Exercise aim:
Locate "What's the underlying" in the listing below, then output the line holding it and every line after it, exactly and with nothing else.

Material:
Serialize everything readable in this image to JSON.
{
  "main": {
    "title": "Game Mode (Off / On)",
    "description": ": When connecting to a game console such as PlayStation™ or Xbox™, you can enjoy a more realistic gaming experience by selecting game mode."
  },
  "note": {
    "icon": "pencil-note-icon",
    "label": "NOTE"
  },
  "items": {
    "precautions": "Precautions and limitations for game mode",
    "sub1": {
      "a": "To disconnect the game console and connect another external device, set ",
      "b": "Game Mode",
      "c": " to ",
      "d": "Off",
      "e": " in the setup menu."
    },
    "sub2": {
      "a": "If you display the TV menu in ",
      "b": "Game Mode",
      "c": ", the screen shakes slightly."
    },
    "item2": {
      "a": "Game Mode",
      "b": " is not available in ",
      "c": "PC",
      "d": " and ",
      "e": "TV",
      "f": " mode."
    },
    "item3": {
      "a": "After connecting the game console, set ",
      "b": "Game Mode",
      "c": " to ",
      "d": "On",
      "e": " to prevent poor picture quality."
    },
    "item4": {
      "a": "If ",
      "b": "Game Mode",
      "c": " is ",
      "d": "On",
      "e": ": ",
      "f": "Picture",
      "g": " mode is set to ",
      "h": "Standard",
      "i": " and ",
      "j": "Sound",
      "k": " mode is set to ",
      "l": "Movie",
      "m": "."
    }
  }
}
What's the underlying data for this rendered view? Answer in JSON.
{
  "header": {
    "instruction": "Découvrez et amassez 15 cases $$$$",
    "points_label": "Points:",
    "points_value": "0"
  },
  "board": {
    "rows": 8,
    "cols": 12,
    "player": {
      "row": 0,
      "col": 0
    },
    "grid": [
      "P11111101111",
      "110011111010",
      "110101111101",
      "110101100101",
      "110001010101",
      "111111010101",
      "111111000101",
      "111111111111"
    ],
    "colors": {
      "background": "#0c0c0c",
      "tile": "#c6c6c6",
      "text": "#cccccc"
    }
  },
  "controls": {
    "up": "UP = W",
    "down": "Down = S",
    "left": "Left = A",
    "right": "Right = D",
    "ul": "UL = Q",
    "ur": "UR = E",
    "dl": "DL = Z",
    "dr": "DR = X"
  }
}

Result below:
What's the underlying data for this rendered view? Answer in JSON.
{
  "header": {
    "instruction": "Découvrez et amassez 15 cases $$$$",
    "points_label": "Points:",
    "points_value": "0"
  },
  "board": {
    "rows": 8,
    "cols": 12,
    "player": {
      "row": 0,
      "col": 0
    },
    "grid": [
      "P11111101111",
      "110011111010",
      "110101111101",
      "110101100101",
      "110001010101",
      "111111010101",
      "111111000101",
      "111111111111"
    ],
    "colors": {
      "background": "#0c0c0c",
      "tile": "#c6c6c6",
      "text": "#cccccc"
    }
  },
  "controls": {
    "up": "UP = W",
    "down": "Down = S",
    "left": "Left = A",
    "right": "Right = D",
    "ul": "UL = Q",
    "ur": "UR = E",
    "dl": "DL = Z",
    "dr": "DR = X"
  }
}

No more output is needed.